■ Exercise prompt: Return all lines where the word "price" can be found.

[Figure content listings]
[BEGIN]
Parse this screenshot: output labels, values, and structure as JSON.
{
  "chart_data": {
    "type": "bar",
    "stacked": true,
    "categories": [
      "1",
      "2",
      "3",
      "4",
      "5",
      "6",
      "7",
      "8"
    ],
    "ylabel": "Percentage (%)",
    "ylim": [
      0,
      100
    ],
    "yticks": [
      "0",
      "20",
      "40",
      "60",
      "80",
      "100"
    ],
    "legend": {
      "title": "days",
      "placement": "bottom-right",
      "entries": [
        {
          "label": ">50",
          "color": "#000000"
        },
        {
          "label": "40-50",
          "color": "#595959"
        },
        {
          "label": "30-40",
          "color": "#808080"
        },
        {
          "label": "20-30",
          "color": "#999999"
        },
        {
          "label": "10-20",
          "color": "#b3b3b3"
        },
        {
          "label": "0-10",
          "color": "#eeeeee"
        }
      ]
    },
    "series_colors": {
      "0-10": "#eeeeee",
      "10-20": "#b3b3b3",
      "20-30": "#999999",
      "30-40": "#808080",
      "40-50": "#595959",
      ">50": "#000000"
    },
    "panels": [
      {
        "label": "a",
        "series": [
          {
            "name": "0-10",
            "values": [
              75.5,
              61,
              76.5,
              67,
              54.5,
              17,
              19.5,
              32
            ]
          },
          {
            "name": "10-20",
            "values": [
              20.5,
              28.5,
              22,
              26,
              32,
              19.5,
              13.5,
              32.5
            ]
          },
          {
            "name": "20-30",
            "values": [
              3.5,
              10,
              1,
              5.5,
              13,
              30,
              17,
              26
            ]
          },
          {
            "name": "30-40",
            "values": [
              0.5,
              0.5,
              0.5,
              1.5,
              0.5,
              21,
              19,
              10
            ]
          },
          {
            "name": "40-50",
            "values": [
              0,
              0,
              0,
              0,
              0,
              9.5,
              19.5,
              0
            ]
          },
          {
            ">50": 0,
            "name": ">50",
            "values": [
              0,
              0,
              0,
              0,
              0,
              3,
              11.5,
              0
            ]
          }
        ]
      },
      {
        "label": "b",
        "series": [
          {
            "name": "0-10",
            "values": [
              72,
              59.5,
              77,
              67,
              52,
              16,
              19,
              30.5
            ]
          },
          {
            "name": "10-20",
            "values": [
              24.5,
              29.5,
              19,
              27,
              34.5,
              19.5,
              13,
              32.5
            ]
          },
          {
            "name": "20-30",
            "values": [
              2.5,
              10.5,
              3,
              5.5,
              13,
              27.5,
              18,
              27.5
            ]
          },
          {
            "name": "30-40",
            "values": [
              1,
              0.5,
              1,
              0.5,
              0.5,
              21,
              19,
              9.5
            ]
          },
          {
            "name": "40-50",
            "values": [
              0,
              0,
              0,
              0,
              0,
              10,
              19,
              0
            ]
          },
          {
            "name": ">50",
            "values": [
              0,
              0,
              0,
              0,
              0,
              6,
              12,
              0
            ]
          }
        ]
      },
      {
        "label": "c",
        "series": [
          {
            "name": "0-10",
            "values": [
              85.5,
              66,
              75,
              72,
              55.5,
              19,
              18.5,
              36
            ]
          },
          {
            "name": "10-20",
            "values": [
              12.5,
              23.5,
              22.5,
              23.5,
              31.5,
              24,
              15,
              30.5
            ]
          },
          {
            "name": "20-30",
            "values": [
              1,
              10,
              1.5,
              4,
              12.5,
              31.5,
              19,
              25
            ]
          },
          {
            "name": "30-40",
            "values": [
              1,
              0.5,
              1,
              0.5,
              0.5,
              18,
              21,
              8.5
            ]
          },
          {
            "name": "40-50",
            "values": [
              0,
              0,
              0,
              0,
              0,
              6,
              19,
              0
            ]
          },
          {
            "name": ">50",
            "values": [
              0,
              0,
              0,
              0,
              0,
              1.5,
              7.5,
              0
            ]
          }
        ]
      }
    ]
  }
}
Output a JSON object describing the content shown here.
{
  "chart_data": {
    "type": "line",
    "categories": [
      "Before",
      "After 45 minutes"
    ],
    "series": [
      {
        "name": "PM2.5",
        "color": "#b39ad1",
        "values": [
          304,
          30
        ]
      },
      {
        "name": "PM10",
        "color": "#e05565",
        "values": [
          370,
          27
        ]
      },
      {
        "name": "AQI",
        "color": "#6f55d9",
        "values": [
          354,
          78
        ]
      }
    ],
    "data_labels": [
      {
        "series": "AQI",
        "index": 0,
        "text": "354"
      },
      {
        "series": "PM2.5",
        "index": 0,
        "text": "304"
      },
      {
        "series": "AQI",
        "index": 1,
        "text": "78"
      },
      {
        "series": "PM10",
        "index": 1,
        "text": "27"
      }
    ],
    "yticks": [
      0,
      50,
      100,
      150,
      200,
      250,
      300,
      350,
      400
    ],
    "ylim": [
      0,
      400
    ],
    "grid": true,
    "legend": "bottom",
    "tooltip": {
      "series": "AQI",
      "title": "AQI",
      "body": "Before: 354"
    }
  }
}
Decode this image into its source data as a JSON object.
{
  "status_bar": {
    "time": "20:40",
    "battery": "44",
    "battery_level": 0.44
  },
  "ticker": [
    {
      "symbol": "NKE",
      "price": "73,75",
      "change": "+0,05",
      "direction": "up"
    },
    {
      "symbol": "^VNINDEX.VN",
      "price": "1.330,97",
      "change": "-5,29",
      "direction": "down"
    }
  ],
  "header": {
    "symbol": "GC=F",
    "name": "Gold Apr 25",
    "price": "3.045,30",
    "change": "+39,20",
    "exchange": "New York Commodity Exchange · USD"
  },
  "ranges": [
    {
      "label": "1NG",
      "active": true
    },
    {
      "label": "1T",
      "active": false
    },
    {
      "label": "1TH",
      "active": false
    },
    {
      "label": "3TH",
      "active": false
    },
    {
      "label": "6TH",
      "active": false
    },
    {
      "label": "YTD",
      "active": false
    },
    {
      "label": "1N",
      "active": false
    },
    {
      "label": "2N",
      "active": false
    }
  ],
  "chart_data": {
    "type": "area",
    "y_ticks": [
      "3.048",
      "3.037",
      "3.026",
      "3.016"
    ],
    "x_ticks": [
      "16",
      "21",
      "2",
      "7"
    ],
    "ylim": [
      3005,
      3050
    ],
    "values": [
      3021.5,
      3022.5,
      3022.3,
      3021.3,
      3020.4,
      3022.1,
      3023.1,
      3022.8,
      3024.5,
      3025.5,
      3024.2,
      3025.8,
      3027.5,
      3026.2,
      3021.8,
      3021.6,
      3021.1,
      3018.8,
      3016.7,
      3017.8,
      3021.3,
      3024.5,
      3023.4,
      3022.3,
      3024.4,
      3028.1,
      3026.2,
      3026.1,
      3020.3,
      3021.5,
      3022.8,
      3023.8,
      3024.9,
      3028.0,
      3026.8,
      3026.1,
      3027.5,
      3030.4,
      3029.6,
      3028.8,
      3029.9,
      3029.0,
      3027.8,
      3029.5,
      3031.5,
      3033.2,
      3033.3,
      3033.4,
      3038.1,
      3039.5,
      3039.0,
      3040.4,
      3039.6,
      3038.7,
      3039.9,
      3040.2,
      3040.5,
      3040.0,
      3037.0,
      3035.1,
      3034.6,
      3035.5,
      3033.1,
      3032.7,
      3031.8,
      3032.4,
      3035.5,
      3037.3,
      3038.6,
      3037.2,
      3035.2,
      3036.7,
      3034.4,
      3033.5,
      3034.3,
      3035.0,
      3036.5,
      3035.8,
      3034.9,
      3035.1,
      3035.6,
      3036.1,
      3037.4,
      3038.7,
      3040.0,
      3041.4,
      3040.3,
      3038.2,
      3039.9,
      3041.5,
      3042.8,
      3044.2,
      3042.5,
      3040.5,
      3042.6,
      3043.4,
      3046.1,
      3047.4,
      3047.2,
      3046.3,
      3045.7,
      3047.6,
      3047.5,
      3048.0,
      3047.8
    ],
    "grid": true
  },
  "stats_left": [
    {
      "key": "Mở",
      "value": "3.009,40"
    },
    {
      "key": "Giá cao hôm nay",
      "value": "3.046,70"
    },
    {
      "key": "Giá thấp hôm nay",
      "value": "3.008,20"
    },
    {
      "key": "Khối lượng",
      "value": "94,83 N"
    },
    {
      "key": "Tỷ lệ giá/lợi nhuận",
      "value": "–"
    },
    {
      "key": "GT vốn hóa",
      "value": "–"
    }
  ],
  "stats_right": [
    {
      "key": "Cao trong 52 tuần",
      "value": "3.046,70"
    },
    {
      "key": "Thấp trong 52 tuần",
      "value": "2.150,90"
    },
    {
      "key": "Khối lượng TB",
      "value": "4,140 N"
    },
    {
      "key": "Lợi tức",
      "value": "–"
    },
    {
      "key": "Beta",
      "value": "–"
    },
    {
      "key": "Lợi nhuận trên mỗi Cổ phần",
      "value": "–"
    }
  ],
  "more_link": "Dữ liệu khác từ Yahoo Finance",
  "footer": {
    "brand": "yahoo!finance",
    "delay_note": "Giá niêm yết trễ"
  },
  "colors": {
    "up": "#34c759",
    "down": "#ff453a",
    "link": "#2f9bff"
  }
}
[END]
■ Task result:
      "price": "73,75",
      "price": "1.330,97",
    "price": "3.045,30",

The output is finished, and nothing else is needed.